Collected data
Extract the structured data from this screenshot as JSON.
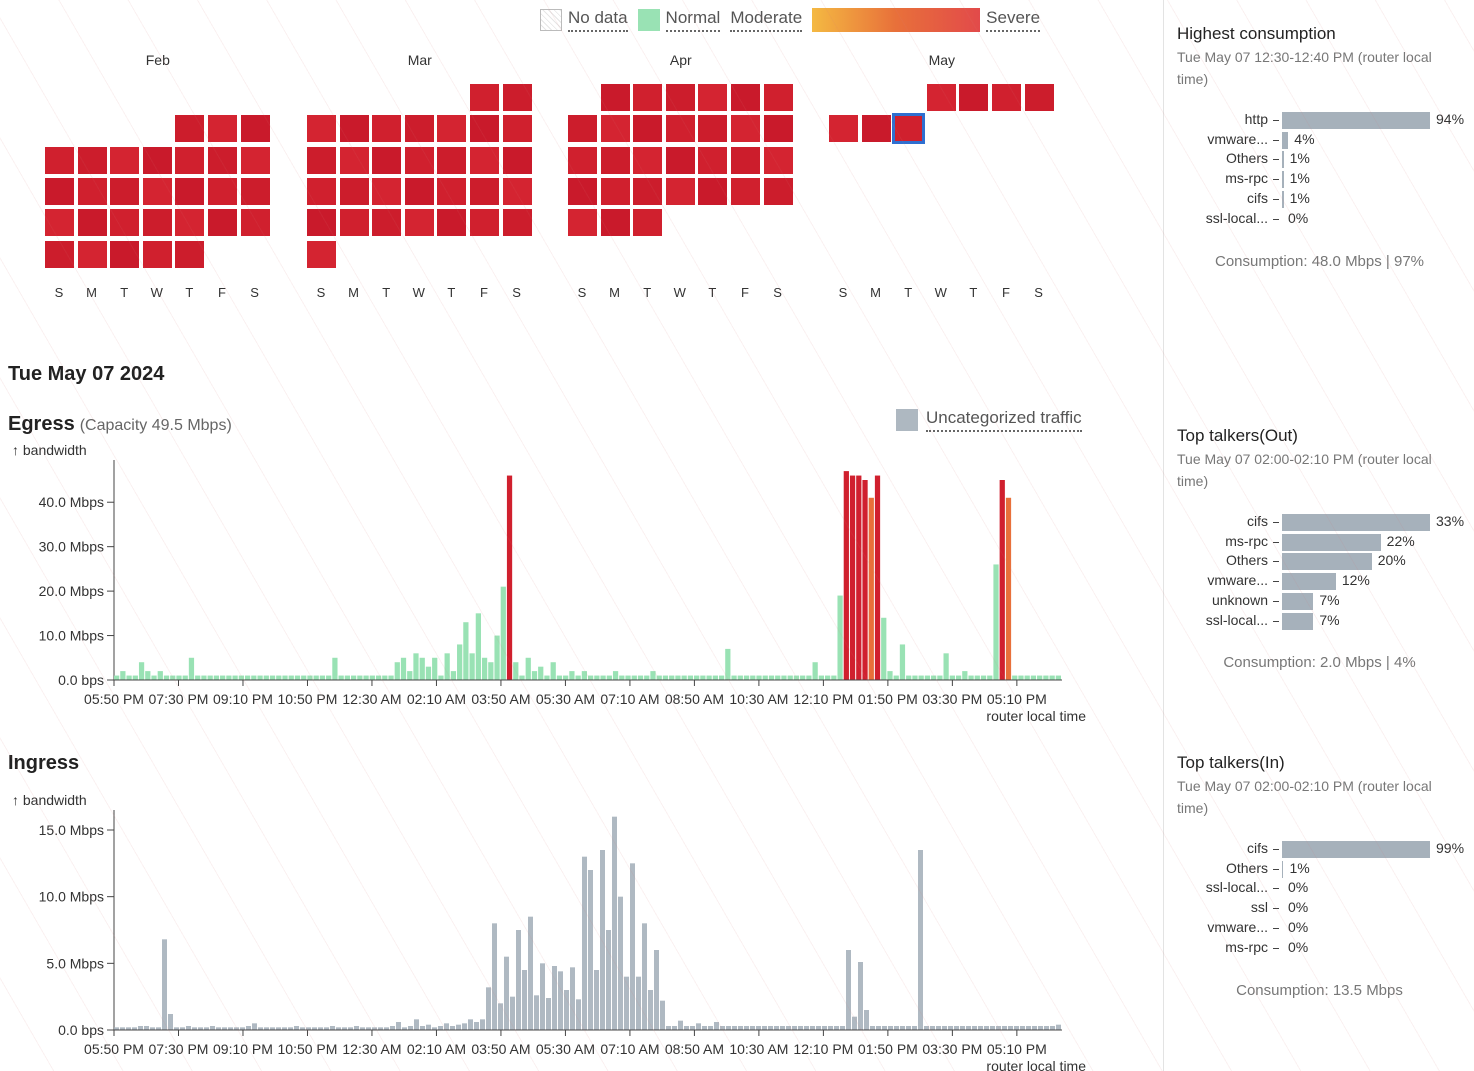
{
  "legend": {
    "no_data": "No data",
    "normal": "Normal",
    "moderate": "Moderate",
    "severe": "Severe",
    "colors": {
      "normal": "#99e2b4",
      "moderate": "#f4b942",
      "severe": "#e24a4a"
    }
  },
  "calendar": {
    "months": [
      {
        "label": "Feb",
        "dow": [
          "S",
          "M",
          "T",
          "W",
          "T",
          "F",
          "S"
        ]
      },
      {
        "label": "Mar",
        "dow": [
          "S",
          "M",
          "T",
          "W",
          "T",
          "F",
          "S"
        ]
      },
      {
        "label": "Apr",
        "dow": [
          "S",
          "M",
          "T",
          "W",
          "T",
          "F",
          "S"
        ]
      },
      {
        "label": "May",
        "dow": [
          "S",
          "M",
          "T",
          "W",
          "T",
          "F",
          "S"
        ]
      }
    ],
    "cell_color": "#d0202e",
    "selected_color": "#2f6fd0"
  },
  "selected_date": "Tue May 07 2024",
  "egress": {
    "title": "Egress",
    "subtitle": "(Capacity 49.5 Mbps)",
    "ylabel": "↑ bandwidth",
    "legend_label": "Uncategorized traffic"
  },
  "ingress": {
    "title": "Ingress",
    "ylabel": "↑ bandwidth"
  },
  "chart_data": [
    {
      "type": "bar",
      "name": "egress",
      "xlabel": "router local time",
      "ylim": [
        0,
        49.5
      ],
      "yticks": [
        "0.0 bps",
        "10.0 Mbps",
        "20.0 Mbps",
        "30.0 Mbps",
        "40.0 Mbps"
      ],
      "ytick_values": [
        0,
        10,
        20,
        30,
        40
      ],
      "xticks": [
        "05:50 PM",
        "07:30 PM",
        "09:10 PM",
        "10:50 PM",
        "12:30 AM",
        "02:10 AM",
        "03:50 AM",
        "05:30 AM",
        "07:10 AM",
        "08:50 AM",
        "10:30 AM",
        "12:10 PM",
        "01:50 PM",
        "03:30 PM",
        "05:10 PM"
      ],
      "values": [
        1,
        2,
        1,
        1,
        4,
        2,
        1,
        2,
        1,
        1,
        1,
        1,
        5,
        1,
        1,
        1,
        1,
        1,
        1,
        1,
        1,
        1,
        1,
        1,
        1,
        1,
        1,
        1,
        1,
        1,
        1,
        1,
        1,
        1,
        1,
        5,
        1,
        1,
        1,
        1,
        1,
        1,
        1,
        1,
        1,
        4,
        5,
        2,
        6,
        5,
        3,
        5,
        1,
        6,
        2,
        8,
        13,
        6,
        15,
        5,
        4,
        10,
        21,
        46,
        4,
        1,
        5,
        2,
        3,
        1,
        4,
        1,
        1,
        2,
        1,
        2,
        1,
        1,
        1,
        1,
        2,
        1,
        1,
        1,
        1,
        1,
        2,
        1,
        1,
        1,
        1,
        1,
        1,
        1,
        1,
        1,
        1,
        1,
        7,
        1,
        1,
        1,
        1,
        1,
        1,
        1,
        1,
        1,
        1,
        1,
        1,
        1,
        4,
        1,
        1,
        1,
        19,
        47,
        46,
        46,
        45,
        41,
        46,
        14,
        2,
        1,
        8,
        1,
        1,
        1,
        1,
        1,
        1,
        6,
        1,
        1,
        2,
        1,
        1,
        1,
        1,
        26,
        45,
        41,
        1,
        1,
        1,
        1,
        1,
        1,
        1,
        1
      ],
      "severity": [
        0,
        0,
        0,
        0,
        0,
        0,
        0,
        0,
        0,
        0,
        0,
        0,
        0,
        0,
        0,
        0,
        0,
        0,
        0,
        0,
        0,
        0,
        0,
        0,
        0,
        0,
        0,
        0,
        0,
        0,
        0,
        0,
        0,
        0,
        0,
        0,
        0,
        0,
        0,
        0,
        0,
        0,
        0,
        0,
        0,
        0,
        0,
        0,
        0,
        0,
        0,
        0,
        0,
        0,
        0,
        0,
        0,
        0,
        0,
        0,
        0,
        0,
        0,
        2,
        0,
        0,
        0,
        0,
        0,
        0,
        0,
        0,
        0,
        0,
        0,
        0,
        0,
        0,
        0,
        0,
        0,
        0,
        0,
        0,
        0,
        0,
        0,
        0,
        0,
        0,
        0,
        0,
        0,
        0,
        0,
        0,
        0,
        0,
        0,
        0,
        0,
        0,
        0,
        0,
        0,
        0,
        0,
        0,
        0,
        0,
        0,
        0,
        0,
        0,
        0,
        0,
        0,
        2,
        2,
        2,
        2,
        1,
        2,
        0,
        0,
        0,
        0,
        0,
        0,
        0,
        0,
        0,
        0,
        0,
        0,
        0,
        0,
        0,
        0,
        0,
        0,
        0,
        2,
        1,
        0,
        0,
        0,
        0,
        0,
        0,
        0,
        0
      ]
    },
    {
      "type": "bar",
      "name": "ingress",
      "xlabel": "router local time",
      "ylim": [
        0,
        16.5
      ],
      "yticks": [
        "0.0 bps",
        "5.0 Mbps",
        "10.0 Mbps",
        "15.0 Mbps"
      ],
      "ytick_values": [
        0,
        5,
        10,
        15
      ],
      "xticks": [
        "05:50 PM",
        "07:30 PM",
        "09:10 PM",
        "10:50 PM",
        "12:30 AM",
        "02:10 AM",
        "03:50 AM",
        "05:30 AM",
        "07:10 AM",
        "08:50 AM",
        "10:30 AM",
        "12:10 PM",
        "01:50 PM",
        "03:30 PM",
        "05:10 PM"
      ],
      "values": [
        0.2,
        0.2,
        0.2,
        0.2,
        0.3,
        0.3,
        0.2,
        0.2,
        6.8,
        1.2,
        0.2,
        0.2,
        0.3,
        0.2,
        0.2,
        0.2,
        0.3,
        0.2,
        0.2,
        0.2,
        0.2,
        0.2,
        0.3,
        0.5,
        0.2,
        0.2,
        0.2,
        0.2,
        0.2,
        0.2,
        0.3,
        0.2,
        0.2,
        0.2,
        0.2,
        0.2,
        0.3,
        0.2,
        0.2,
        0.2,
        0.3,
        0.2,
        0.2,
        0.2,
        0.2,
        0.2,
        0.3,
        0.6,
        0.2,
        0.3,
        0.8,
        0.3,
        0.4,
        0.2,
        0.3,
        0.5,
        0.3,
        0.4,
        0.5,
        0.8,
        0.6,
        0.8,
        3.2,
        8,
        2,
        5.5,
        2.5,
        7.5,
        4.5,
        8.5,
        2.6,
        5,
        2.4,
        4.8,
        4.4,
        3,
        4.7,
        2.3,
        13,
        12,
        4.5,
        13.5,
        7.5,
        16,
        10,
        4,
        12.5,
        4,
        8,
        3,
        6,
        2.2,
        0.3,
        0.3,
        0.7,
        0.3,
        0.3,
        0.5,
        0.3,
        0.3,
        0.6,
        0.3,
        0.3,
        0.3,
        0.3,
        0.3,
        0.3,
        0.3,
        0.3,
        0.3,
        0.3,
        0.3,
        0.3,
        0.3,
        0.3,
        0.3,
        0.3,
        0.3,
        0.3,
        0.3,
        0.3,
        0.3,
        6,
        1,
        5.1,
        1.5,
        0.3,
        0.3,
        0.3,
        0.3,
        0.3,
        0.3,
        0.3,
        0.3,
        13.5,
        0.3,
        0.3,
        0.3,
        0.3,
        0.3,
        0.3,
        0.3,
        0.3,
        0.3,
        0.3,
        0.3,
        0.3,
        0.3,
        0.3,
        0.3,
        0.3,
        0.3,
        0.3,
        0.3,
        0.3,
        0.3,
        0.3,
        0.4
      ]
    }
  ],
  "panels": [
    {
      "title": "Highest consumption",
      "subtitle": "Tue May 07 12:30-12:40 PM (router local time)",
      "items": [
        {
          "name": "http",
          "pct": 94,
          "label": "94%"
        },
        {
          "name": "vmware...",
          "pct": 4,
          "label": "4%"
        },
        {
          "name": "Others",
          "pct": 1,
          "label": "1%"
        },
        {
          "name": "ms-rpc",
          "pct": 1,
          "label": "1%"
        },
        {
          "name": "cifs",
          "pct": 1,
          "label": "1%"
        },
        {
          "name": "ssl-local...",
          "pct": 0,
          "label": "0%"
        }
      ],
      "consumption": "Consumption: 48.0 Mbps | 97%"
    },
    {
      "title": "Top talkers(Out)",
      "subtitle": "Tue May 07 02:00-02:10 PM (router local time)",
      "items": [
        {
          "name": "cifs",
          "pct": 33,
          "label": "33%"
        },
        {
          "name": "ms-rpc",
          "pct": 22,
          "label": "22%"
        },
        {
          "name": "Others",
          "pct": 20,
          "label": "20%"
        },
        {
          "name": "vmware...",
          "pct": 12,
          "label": "12%"
        },
        {
          "name": "unknown",
          "pct": 7,
          "label": "7%"
        },
        {
          "name": "ssl-local...",
          "pct": 7,
          "label": "7%"
        }
      ],
      "consumption": "Consumption: 2.0 Mbps | 4%"
    },
    {
      "title": "Top talkers(In)",
      "subtitle": "Tue May 07 02:00-02:10 PM (router local time)",
      "items": [
        {
          "name": "cifs",
          "pct": 99,
          "label": "99%"
        },
        {
          "name": "Others",
          "pct": 1,
          "label": "1%"
        },
        {
          "name": "ssl-local...",
          "pct": 0,
          "label": "0%"
        },
        {
          "name": "ssl",
          "pct": 0,
          "label": "0%"
        },
        {
          "name": "vmware...",
          "pct": 0,
          "label": "0%"
        },
        {
          "name": "ms-rpc",
          "pct": 0,
          "label": "0%"
        }
      ],
      "consumption": "Consumption: 13.5 Mbps"
    }
  ]
}
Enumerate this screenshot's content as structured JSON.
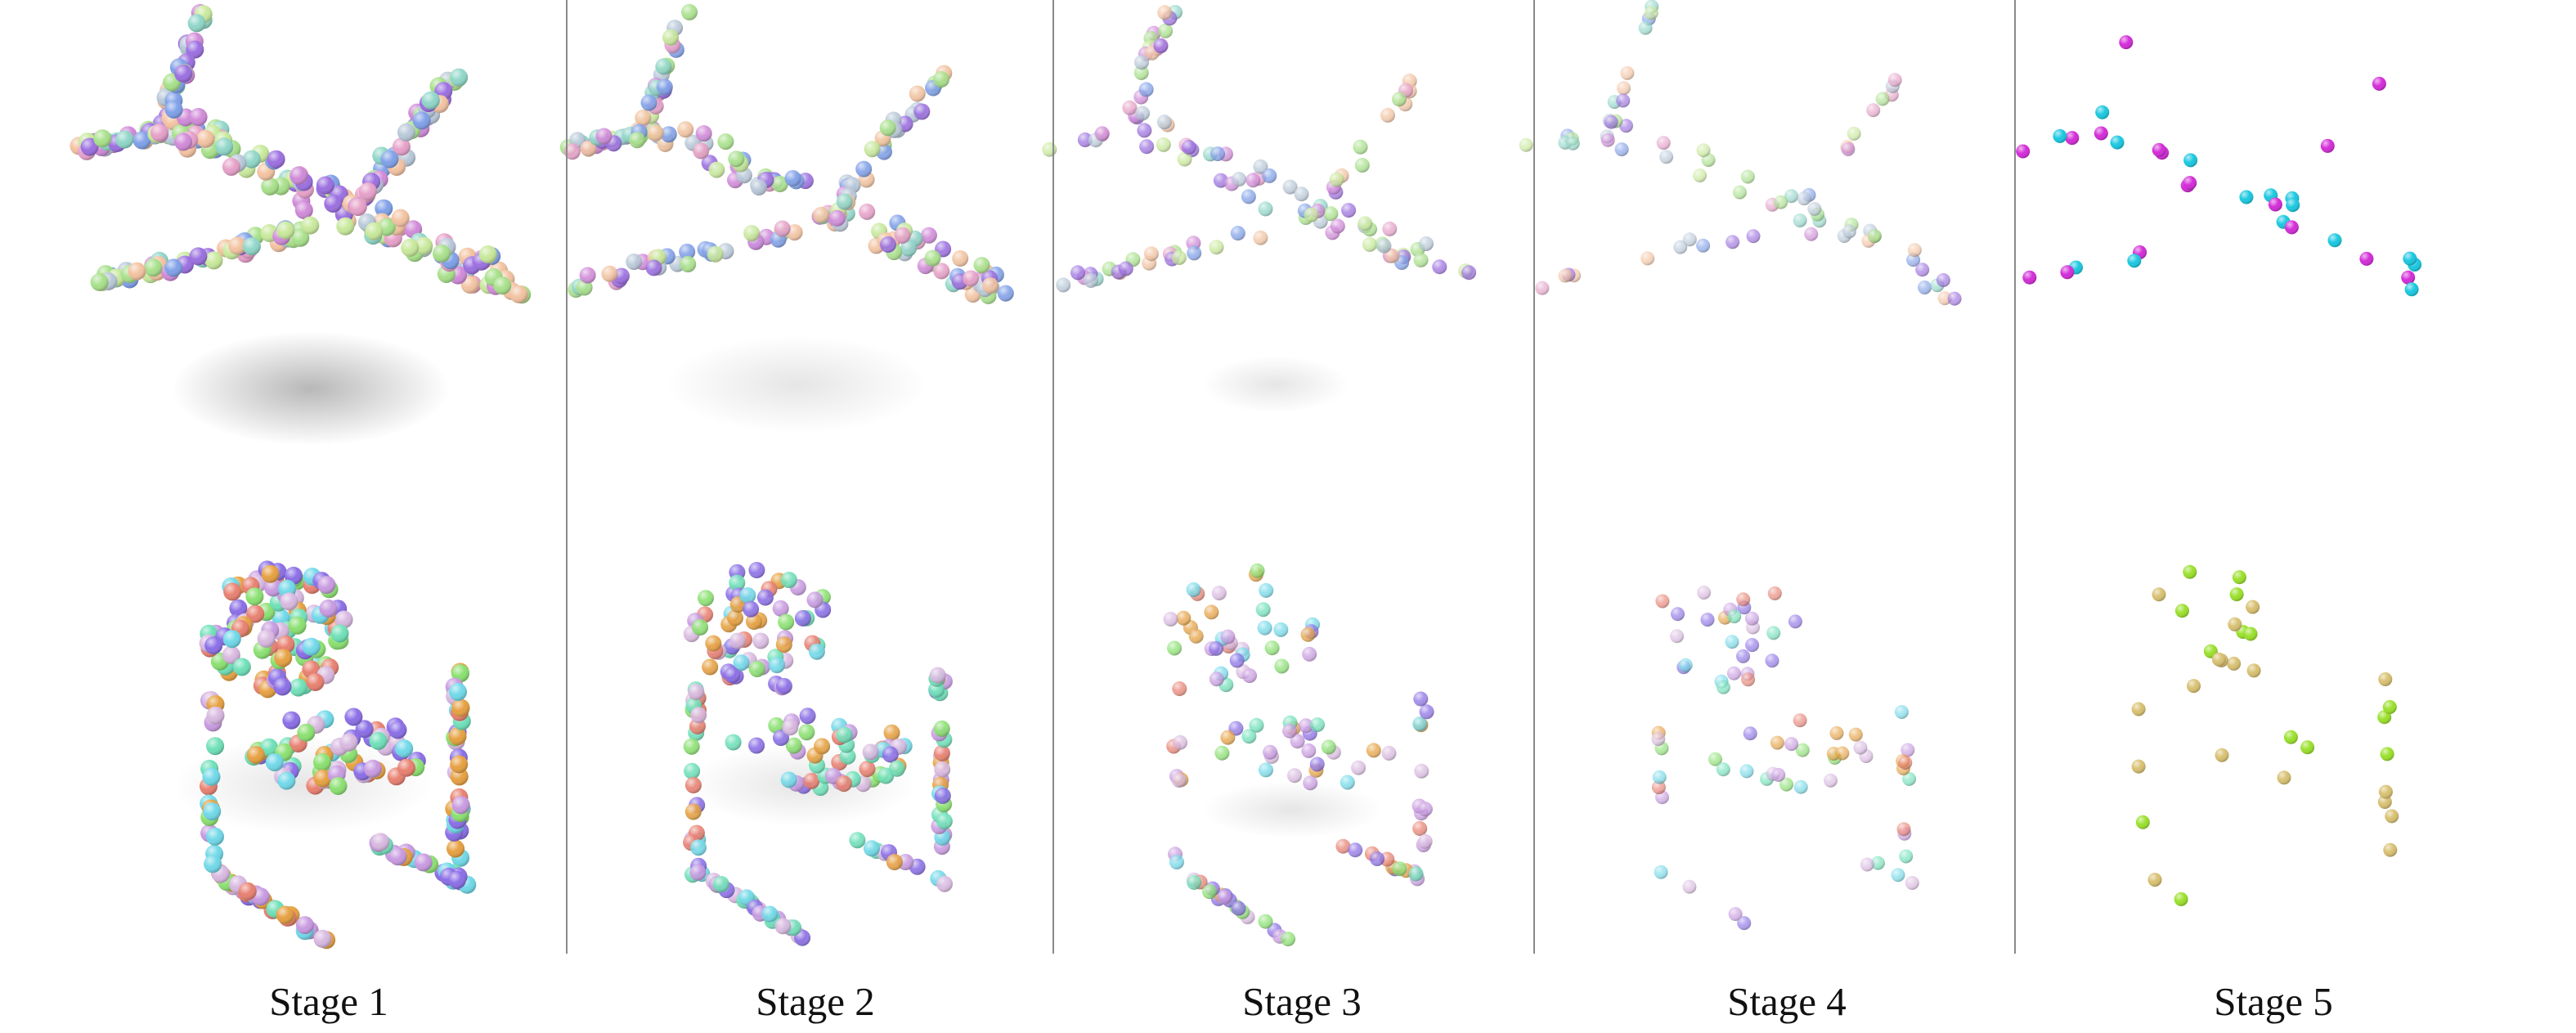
{
  "figure": {
    "stages": [
      {
        "label": "Stage 1"
      },
      {
        "label": "Stage 2"
      },
      {
        "label": "Stage 3"
      },
      {
        "label": "Stage 4"
      },
      {
        "label": "Stage 5"
      }
    ],
    "objects": [
      "airplane-point-cloud",
      "chair-point-cloud"
    ]
  }
}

### What is being asked:
Locate each line with the word "bandwidth" and copy it.

### Answer to the task:
    "ylabel": "↑ bandwidth",
    "ylabel": "↑ bandwidth"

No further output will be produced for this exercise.